Task inputs:
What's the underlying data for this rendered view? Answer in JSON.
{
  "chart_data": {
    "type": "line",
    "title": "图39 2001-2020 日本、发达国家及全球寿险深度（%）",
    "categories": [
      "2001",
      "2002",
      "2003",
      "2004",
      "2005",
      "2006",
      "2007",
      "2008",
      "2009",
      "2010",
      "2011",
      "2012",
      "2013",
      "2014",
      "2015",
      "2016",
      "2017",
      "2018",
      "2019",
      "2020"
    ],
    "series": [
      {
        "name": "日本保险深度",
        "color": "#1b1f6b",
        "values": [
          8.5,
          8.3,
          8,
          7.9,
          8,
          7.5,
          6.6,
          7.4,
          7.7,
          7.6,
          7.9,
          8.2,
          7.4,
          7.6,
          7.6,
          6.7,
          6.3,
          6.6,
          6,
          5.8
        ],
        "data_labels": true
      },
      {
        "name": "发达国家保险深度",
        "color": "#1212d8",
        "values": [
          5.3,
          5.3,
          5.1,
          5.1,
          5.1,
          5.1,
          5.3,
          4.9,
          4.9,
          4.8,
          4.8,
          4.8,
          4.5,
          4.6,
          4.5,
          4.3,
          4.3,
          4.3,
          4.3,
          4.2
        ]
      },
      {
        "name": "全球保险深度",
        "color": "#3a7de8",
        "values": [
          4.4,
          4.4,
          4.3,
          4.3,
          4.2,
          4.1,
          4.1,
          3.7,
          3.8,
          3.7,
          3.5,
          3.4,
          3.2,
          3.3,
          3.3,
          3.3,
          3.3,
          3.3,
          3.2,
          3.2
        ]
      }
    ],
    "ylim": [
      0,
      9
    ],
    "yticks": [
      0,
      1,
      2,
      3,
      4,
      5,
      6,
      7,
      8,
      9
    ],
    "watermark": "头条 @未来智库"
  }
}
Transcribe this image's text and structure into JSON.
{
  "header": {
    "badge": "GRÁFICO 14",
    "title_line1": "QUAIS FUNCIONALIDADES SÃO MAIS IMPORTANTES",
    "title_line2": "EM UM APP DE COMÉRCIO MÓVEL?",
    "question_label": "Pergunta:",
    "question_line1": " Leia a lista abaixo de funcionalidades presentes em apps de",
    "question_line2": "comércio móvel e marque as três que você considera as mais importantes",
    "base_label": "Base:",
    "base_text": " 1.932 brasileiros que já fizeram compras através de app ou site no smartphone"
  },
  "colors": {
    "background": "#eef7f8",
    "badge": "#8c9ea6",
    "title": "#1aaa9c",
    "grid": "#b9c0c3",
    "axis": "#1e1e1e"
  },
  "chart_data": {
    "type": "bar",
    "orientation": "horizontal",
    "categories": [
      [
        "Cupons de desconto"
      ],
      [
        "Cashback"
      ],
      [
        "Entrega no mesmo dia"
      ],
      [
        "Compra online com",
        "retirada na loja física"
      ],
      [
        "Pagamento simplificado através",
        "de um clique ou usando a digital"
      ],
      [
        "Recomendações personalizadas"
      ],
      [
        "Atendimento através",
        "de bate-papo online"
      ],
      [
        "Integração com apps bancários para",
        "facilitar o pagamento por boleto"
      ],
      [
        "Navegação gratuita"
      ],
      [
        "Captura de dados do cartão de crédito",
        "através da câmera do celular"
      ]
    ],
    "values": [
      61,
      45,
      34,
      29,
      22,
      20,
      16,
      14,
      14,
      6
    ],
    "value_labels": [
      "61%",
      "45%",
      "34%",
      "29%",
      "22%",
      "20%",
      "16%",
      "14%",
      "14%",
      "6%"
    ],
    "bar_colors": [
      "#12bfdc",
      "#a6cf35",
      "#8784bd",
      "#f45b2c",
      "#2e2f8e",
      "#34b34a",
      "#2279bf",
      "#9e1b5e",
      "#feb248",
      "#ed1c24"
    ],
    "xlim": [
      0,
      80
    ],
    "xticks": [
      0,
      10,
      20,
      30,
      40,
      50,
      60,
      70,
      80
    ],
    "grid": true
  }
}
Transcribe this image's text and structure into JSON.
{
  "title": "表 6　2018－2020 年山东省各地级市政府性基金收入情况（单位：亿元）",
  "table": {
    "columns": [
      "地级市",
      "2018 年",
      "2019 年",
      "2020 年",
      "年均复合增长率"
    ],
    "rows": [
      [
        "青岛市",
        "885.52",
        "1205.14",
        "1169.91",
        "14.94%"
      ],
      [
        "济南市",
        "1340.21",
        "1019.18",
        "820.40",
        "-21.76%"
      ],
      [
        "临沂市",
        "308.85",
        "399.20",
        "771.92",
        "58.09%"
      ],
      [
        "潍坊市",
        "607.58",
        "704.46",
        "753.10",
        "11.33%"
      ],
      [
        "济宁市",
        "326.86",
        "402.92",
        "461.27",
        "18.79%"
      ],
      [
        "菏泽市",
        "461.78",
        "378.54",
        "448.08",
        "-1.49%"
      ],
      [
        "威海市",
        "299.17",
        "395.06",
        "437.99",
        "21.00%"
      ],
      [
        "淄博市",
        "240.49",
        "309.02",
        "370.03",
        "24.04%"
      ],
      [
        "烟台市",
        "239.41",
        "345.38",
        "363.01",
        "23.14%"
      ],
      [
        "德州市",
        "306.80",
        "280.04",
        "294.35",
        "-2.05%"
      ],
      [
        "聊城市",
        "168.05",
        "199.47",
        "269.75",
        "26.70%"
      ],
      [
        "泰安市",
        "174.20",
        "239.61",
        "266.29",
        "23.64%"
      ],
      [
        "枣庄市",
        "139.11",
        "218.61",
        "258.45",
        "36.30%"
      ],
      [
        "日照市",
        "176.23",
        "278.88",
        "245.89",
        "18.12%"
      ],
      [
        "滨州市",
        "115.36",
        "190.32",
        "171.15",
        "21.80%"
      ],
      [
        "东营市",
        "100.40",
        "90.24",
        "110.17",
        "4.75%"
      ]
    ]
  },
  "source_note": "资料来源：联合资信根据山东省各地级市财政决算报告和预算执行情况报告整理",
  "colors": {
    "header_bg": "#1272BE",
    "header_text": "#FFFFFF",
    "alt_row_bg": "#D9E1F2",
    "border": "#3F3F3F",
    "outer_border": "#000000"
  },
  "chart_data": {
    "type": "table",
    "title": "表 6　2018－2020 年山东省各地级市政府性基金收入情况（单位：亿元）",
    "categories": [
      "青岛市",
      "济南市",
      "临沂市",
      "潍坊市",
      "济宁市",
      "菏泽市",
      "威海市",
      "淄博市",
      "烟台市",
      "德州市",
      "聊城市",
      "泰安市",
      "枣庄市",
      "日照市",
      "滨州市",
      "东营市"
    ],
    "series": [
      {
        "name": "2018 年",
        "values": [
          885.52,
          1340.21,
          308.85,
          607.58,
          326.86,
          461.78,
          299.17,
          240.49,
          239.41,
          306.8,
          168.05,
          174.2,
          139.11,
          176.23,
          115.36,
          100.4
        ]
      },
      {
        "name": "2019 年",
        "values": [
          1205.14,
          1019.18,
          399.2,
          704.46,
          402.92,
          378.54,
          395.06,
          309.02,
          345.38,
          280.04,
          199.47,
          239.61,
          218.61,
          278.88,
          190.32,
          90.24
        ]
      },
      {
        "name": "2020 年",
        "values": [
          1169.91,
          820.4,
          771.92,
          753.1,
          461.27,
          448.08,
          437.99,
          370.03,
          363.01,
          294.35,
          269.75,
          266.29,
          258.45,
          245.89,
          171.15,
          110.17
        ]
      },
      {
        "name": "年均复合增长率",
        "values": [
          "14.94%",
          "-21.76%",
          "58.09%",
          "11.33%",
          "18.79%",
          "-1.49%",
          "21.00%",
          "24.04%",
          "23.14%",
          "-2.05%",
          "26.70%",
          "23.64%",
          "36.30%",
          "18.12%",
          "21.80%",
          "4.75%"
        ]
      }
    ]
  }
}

Given exercise:
Quote the entire listing above exactly.

Written answer:
What's the underlying data for this rendered view? Answer in JSON.
{
  "chart_data": {
    "type": "line",
    "title": "图39 2001-2020 日本、发达国家及全球寿险深度（%）",
    "categories": [
      "2001",
      "2002",
      "2003",
      "2004",
      "2005",
      "2006",
      "2007",
      "2008",
      "2009",
      "2010",
      "2011",
      "2012",
      "2013",
      "2014",
      "2015",
      "2016",
      "2017",
      "2018",
      "2019",
      "2020"
    ],
    "series": [
      {
        "name": "日本保险深度",
        "color": "#1b1f6b",
        "values": [
          8.5,
          8.3,
          8,
          7.9,
          8,
          7.5,
          6.6,
          7.4,
          7.7,
          7.6,
          7.9,
          8.2,
          7.4,
          7.6,
          7.6,
          6.7,
          6.3,
          6.6,
          6,
          5.8
        ],
        "data_labels": true
      },
      {
        "name": "发达国家保险深度",
        "color": "#1212d8",
        "values": [
          5.3,
          5.3,
          5.1,
          5.1,
          5.1,
          5.1,
          5.3,
          4.9,
          4.9,
          4.8,
          4.8,
          4.8,
          4.5,
          4.6,
          4.5,
          4.3,
          4.3,
          4.3,
          4.3,
          4.2
        ]
      },
      {
        "name": "全球保险深度",
        "color": "#3a7de8",
        "values": [
          4.4,
          4.4,
          4.3,
          4.3,
          4.2,
          4.1,
          4.1,
          3.7,
          3.8,
          3.7,
          3.5,
          3.4,
          3.2,
          3.3,
          3.3,
          3.3,
          3.3,
          3.3,
          3.2,
          3.2
        ]
      }
    ],
    "ylim": [
      0,
      9
    ],
    "yticks": [
      0,
      1,
      2,
      3,
      4,
      5,
      6,
      7,
      8,
      9
    ],
    "watermark": "头条 @未来智库"
  }
}
Transcribe this image's text and structure into JSON.
{
  "header": {
    "badge": "GRÁFICO 14",
    "title_line1": "QUAIS FUNCIONALIDADES SÃO MAIS IMPORTANTES",
    "title_line2": "EM UM APP DE COMÉRCIO MÓVEL?",
    "question_label": "Pergunta:",
    "question_line1": " Leia a lista abaixo de funcionalidades presentes em apps de",
    "question_line2": "comércio móvel e marque as três que você considera as mais importantes",
    "base_label": "Base:",
    "base_text": " 1.932 brasileiros que já fizeram compras através de app ou site no smartphone"
  },
  "colors": {
    "background": "#eef7f8",
    "badge": "#8c9ea6",
    "title": "#1aaa9c",
    "grid": "#b9c0c3",
    "axis": "#1e1e1e"
  },
  "chart_data": {
    "type": "bar",
    "orientation": "horizontal",
    "categories": [
      [
        "Cupons de desconto"
      ],
      [
        "Cashback"
      ],
      [
        "Entrega no mesmo dia"
      ],
      [
        "Compra online com",
        "retirada na loja física"
      ],
      [
        "Pagamento simplificado através",
        "de um clique ou usando a digital"
      ],
      [
        "Recomendações personalizadas"
      ],
      [
        "Atendimento através",
        "de bate-papo online"
      ],
      [
        "Integração com apps bancários para",
        "facilitar o pagamento por boleto"
      ],
      [
        "Navegação gratuita"
      ],
      [
        "Captura de dados do cartão de crédito",
        "através da câmera do celular"
      ]
    ],
    "values": [
      61,
      45,
      34,
      29,
      22,
      20,
      16,
      14,
      14,
      6
    ],
    "value_labels": [
      "61%",
      "45%",
      "34%",
      "29%",
      "22%",
      "20%",
      "16%",
      "14%",
      "14%",
      "6%"
    ],
    "bar_colors": [
      "#12bfdc",
      "#a6cf35",
      "#8784bd",
      "#f45b2c",
      "#2e2f8e",
      "#34b34a",
      "#2279bf",
      "#9e1b5e",
      "#feb248",
      "#ed1c24"
    ],
    "xlim": [
      0,
      80
    ],
    "xticks": [
      0,
      10,
      20,
      30,
      40,
      50,
      60,
      70,
      80
    ],
    "grid": true
  }
}
Transcribe this image's text and structure into JSON.
{
  "title": "表 6　2018－2020 年山东省各地级市政府性基金收入情况（单位：亿元）",
  "table": {
    "columns": [
      "地级市",
      "2018 年",
      "2019 年",
      "2020 年",
      "年均复合增长率"
    ],
    "rows": [
      [
        "青岛市",
        "885.52",
        "1205.14",
        "1169.91",
        "14.94%"
      ],
      [
        "济南市",
        "1340.21",
        "1019.18",
        "820.40",
        "-21.76%"
      ],
      [
        "临沂市",
        "308.85",
        "399.20",
        "771.92",
        "58.09%"
      ],
      [
        "潍坊市",
        "607.58",
        "704.46",
        "753.10",
        "11.33%"
      ],
      [
        "济宁市",
        "326.86",
        "402.92",
        "461.27",
        "18.79%"
      ],
      [
        "菏泽市",
        "461.78",
        "378.54",
        "448.08",
        "-1.49%"
      ],
      [
        "威海市",
        "299.17",
        "395.06",
        "437.99",
        "21.00%"
      ],
      [
        "淄博市",
        "240.49",
        "309.02",
        "370.03",
        "24.04%"
      ],
      [
        "烟台市",
        "239.41",
        "345.38",
        "363.01",
        "23.14%"
      ],
      [
        "德州市",
        "306.80",
        "280.04",
        "294.35",
        "-2.05%"
      ],
      [
        "聊城市",
        "168.05",
        "199.47",
        "269.75",
        "26.70%"
      ],
      [
        "泰安市",
        "174.20",
        "239.61",
        "266.29",
        "23.64%"
      ],
      [
        "枣庄市",
        "139.11",
        "218.61",
        "258.45",
        "36.30%"
      ],
      [
        "日照市",
        "176.23",
        "278.88",
        "245.89",
        "18.12%"
      ],
      [
        "滨州市",
        "115.36",
        "190.32",
        "171.15",
        "21.80%"
      ],
      [
        "东营市",
        "100.40",
        "90.24",
        "110.17",
        "4.75%"
      ]
    ]
  },
  "source_note": "资料来源：联合资信根据山东省各地级市财政决算报告和预算执行情况报告整理",
  "colors": {
    "header_bg": "#1272BE",
    "header_text": "#FFFFFF",
    "alt_row_bg": "#D9E1F2",
    "border": "#3F3F3F",
    "outer_border": "#000000"
  },
  "chart_data": {
    "type": "table",
    "title": "表 6　2018－2020 年山东省各地级市政府性基金收入情况（单位：亿元）",
    "categories": [
      "青岛市",
      "济南市",
      "临沂市",
      "潍坊市",
      "济宁市",
      "菏泽市",
      "威海市",
      "淄博市",
      "烟台市",
      "德州市",
      "聊城市",
      "泰安市",
      "枣庄市",
      "日照市",
      "滨州市",
      "东营市"
    ],
    "series": [
      {
        "name": "2018 年",
        "values": [
          885.52,
          1340.21,
          308.85,
          607.58,
          326.86,
          461.78,
          299.17,
          240.49,
          239.41,
          306.8,
          168.05,
          174.2,
          139.11,
          176.23,
          115.36,
          100.4
        ]
      },
      {
        "name": "2019 年",
        "values": [
          1205.14,
          1019.18,
          399.2,
          704.46,
          402.92,
          378.54,
          395.06,
          309.02,
          345.38,
          280.04,
          199.47,
          239.61,
          218.61,
          278.88,
          190.32,
          90.24
        ]
      },
      {
        "name": "2020 年",
        "values": [
          1169.91,
          820.4,
          771.92,
          753.1,
          461.27,
          448.08,
          437.99,
          370.03,
          363.01,
          294.35,
          269.75,
          266.29,
          258.45,
          245.89,
          171.15,
          110.17
        ]
      },
      {
        "name": "年均复合增长率",
        "values": [
          "14.94%",
          "-21.76%",
          "58.09%",
          "11.33%",
          "18.79%",
          "-1.49%",
          "21.00%",
          "24.04%",
          "23.14%",
          "-2.05%",
          "26.70%",
          "23.64%",
          "36.30%",
          "18.12%",
          "21.80%",
          "4.75%"
        ]
      }
    ]
  }
}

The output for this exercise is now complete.